(Records from a data collection)
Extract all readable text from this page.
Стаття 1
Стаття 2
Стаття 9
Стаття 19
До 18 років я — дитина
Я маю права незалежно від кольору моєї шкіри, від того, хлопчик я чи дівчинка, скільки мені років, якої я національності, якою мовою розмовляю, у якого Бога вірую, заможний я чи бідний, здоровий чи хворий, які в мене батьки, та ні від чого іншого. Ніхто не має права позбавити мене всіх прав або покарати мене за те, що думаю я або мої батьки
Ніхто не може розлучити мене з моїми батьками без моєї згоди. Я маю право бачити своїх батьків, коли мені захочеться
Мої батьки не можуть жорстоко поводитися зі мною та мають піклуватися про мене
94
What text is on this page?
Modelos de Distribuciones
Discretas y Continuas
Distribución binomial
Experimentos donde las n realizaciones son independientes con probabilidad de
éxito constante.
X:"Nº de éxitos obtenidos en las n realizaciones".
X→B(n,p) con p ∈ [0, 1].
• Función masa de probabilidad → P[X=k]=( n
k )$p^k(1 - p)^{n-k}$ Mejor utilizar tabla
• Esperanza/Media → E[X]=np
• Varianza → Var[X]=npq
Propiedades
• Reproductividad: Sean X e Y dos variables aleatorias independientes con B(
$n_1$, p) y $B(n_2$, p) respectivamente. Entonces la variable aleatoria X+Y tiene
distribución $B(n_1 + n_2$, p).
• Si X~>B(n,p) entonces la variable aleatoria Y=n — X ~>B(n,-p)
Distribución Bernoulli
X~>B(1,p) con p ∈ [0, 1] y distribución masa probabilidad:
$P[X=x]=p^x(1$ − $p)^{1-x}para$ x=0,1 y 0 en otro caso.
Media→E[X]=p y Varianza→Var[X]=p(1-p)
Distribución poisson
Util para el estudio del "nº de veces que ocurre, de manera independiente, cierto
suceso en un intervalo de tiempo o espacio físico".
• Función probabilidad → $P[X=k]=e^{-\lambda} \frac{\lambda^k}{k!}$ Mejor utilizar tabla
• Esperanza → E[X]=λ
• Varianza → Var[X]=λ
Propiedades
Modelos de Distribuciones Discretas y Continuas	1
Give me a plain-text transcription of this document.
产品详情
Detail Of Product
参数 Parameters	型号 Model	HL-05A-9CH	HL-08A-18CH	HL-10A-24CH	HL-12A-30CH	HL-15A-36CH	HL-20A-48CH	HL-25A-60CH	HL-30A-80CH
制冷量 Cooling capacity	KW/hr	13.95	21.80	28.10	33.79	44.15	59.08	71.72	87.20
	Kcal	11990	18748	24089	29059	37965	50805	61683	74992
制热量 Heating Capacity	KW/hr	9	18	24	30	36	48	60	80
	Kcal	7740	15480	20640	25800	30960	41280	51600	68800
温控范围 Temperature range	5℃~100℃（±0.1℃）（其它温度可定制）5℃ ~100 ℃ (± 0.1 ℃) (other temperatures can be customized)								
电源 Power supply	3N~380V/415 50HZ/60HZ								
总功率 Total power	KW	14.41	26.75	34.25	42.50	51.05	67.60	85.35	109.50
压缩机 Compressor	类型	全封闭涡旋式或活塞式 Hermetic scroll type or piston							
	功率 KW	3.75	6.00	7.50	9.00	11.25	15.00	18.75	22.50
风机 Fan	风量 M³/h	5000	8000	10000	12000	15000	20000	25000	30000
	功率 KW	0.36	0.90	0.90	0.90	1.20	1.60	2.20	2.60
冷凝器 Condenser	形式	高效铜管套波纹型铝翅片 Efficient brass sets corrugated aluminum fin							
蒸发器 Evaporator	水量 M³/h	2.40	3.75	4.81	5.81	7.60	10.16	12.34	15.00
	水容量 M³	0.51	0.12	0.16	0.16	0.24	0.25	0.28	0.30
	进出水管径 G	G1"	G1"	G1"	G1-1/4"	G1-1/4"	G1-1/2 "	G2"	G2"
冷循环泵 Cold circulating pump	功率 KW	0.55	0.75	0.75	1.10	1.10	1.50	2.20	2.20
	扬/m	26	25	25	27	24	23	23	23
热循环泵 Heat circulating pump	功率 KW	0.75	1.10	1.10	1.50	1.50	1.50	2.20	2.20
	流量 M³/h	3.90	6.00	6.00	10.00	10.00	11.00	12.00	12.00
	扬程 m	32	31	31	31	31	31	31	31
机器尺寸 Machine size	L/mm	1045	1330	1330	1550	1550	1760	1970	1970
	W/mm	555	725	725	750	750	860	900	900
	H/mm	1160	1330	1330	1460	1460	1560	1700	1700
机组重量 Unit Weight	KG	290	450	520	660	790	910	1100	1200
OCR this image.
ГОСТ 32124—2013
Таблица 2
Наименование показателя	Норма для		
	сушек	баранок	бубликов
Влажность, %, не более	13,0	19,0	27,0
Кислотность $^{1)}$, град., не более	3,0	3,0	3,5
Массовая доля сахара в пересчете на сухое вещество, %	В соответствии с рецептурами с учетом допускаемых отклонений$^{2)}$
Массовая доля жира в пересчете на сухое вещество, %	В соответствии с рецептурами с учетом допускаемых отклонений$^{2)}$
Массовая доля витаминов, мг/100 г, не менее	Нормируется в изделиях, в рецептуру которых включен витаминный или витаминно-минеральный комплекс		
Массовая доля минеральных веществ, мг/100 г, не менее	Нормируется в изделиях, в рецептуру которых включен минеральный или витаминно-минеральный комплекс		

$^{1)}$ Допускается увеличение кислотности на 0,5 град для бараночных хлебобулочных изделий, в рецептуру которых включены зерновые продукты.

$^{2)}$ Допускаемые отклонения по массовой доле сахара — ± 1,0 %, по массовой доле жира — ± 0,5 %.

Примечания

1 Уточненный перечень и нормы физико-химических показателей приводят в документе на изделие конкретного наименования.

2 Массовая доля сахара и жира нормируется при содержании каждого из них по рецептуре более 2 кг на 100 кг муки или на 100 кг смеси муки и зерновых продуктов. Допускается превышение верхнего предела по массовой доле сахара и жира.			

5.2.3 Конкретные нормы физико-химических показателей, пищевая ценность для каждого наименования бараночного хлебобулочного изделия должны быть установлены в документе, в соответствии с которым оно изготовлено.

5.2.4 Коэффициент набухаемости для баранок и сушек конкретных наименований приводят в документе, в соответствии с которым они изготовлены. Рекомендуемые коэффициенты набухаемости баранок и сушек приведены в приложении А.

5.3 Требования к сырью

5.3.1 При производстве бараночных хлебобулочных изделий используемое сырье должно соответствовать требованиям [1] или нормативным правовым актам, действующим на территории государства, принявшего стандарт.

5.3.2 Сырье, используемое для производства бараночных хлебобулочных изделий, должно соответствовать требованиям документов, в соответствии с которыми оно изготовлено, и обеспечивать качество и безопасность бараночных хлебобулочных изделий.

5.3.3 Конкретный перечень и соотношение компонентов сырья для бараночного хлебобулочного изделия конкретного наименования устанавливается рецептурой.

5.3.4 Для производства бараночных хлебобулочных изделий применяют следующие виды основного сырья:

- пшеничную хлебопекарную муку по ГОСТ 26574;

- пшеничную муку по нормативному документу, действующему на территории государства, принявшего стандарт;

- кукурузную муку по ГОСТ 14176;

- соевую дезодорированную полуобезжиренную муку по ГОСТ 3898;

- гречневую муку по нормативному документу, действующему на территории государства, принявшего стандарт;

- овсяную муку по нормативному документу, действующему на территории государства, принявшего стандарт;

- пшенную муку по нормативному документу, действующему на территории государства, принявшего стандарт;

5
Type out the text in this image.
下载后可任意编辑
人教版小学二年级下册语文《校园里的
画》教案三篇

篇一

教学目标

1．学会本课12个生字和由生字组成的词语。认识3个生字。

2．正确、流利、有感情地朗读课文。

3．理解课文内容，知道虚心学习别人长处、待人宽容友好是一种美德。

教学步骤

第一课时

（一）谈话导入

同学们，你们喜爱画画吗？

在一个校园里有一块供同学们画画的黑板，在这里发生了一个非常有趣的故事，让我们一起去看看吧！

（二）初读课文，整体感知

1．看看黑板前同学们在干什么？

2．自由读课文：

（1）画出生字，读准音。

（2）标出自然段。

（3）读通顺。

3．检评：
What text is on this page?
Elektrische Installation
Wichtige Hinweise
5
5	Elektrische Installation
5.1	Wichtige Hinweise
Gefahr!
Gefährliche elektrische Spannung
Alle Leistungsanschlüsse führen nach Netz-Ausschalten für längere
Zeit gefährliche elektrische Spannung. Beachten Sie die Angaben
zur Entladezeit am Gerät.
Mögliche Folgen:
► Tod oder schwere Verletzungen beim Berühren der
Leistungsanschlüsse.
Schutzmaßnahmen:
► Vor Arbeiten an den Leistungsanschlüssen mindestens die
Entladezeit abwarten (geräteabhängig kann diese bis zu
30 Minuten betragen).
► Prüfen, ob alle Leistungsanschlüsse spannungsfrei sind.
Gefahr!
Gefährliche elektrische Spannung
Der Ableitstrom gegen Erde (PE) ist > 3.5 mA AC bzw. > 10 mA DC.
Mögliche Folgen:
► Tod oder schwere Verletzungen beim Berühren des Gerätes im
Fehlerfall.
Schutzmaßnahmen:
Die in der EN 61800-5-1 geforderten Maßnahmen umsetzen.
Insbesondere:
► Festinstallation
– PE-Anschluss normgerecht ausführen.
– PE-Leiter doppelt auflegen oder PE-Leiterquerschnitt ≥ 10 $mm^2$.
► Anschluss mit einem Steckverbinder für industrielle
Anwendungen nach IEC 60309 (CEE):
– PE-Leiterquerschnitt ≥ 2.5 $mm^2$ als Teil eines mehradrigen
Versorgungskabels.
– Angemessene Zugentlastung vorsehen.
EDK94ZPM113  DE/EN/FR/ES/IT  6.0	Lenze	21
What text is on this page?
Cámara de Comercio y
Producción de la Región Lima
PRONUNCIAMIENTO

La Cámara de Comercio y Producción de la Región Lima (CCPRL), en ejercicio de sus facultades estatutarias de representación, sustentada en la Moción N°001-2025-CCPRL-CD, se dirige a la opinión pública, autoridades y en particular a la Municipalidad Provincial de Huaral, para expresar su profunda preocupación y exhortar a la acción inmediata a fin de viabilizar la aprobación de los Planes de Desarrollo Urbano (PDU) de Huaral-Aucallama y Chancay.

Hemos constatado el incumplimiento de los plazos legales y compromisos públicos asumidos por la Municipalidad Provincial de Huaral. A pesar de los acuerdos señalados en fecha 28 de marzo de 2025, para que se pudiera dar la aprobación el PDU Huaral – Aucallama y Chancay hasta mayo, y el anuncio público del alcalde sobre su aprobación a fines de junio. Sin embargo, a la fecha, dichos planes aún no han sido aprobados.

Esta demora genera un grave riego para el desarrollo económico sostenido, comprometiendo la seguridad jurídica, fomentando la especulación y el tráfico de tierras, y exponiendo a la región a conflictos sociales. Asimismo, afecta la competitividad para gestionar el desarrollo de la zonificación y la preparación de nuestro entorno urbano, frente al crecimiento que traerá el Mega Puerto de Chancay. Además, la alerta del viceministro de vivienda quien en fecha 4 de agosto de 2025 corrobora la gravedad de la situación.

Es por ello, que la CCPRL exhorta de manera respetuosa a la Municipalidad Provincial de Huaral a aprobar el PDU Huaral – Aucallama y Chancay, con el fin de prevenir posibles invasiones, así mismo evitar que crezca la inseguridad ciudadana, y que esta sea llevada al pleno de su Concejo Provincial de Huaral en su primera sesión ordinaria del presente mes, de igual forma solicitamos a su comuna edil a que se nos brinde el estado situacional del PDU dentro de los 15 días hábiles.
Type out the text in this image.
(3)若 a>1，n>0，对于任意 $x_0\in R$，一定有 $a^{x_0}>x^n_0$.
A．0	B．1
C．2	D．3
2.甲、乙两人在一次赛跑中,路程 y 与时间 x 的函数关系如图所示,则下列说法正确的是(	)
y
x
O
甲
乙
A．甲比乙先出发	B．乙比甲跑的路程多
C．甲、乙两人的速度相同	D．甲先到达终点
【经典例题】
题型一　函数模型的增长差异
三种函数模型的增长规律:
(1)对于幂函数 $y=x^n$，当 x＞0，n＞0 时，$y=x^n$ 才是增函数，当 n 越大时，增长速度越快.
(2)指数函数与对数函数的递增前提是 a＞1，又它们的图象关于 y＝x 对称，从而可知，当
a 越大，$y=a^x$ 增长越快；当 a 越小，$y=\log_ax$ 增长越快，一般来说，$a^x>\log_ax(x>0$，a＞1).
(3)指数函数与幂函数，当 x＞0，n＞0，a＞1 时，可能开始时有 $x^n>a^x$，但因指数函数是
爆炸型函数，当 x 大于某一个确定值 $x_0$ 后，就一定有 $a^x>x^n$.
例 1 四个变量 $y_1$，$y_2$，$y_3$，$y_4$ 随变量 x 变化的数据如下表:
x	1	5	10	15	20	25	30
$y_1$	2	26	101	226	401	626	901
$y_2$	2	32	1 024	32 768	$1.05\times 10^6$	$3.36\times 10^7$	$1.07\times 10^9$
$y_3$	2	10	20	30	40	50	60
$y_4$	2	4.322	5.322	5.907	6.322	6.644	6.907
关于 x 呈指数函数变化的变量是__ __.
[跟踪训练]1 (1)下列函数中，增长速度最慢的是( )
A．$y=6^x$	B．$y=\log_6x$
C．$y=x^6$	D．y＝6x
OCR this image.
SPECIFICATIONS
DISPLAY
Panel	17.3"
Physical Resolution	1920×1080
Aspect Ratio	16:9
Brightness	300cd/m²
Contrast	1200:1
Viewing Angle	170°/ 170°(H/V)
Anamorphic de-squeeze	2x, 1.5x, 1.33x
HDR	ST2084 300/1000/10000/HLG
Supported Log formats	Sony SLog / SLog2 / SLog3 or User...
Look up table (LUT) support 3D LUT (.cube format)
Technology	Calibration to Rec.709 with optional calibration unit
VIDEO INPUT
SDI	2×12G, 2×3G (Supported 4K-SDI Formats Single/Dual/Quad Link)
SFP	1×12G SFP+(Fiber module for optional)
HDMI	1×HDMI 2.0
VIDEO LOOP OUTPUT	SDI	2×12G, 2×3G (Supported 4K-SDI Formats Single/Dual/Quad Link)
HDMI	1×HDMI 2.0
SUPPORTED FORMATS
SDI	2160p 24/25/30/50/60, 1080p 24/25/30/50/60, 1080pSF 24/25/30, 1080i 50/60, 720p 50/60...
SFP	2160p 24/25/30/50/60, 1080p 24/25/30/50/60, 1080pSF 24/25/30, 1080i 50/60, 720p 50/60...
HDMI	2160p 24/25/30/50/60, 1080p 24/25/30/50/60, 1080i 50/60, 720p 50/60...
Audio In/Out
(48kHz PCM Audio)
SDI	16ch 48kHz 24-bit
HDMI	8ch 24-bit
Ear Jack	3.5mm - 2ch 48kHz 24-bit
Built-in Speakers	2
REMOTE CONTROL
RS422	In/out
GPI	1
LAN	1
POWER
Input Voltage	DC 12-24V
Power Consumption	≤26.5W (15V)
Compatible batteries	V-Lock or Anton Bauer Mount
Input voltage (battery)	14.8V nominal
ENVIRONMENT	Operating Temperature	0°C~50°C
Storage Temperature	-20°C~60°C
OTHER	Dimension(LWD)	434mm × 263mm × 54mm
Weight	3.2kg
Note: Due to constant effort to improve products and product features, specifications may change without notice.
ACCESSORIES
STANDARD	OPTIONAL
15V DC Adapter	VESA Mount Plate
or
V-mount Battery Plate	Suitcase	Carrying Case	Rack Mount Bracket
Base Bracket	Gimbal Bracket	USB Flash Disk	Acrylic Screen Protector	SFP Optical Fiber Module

§ What the task requires
Look over the records above and copy each line that includes the string "utilizar".

§ Response below
k )$p^k(1 - p)^{n-k}$ Mejor utilizar tabla
• Función probabilidad → $P[X=k]=e^{-\lambda} \frac{\lambda^k}{k!}$ Mejor utilizar tabla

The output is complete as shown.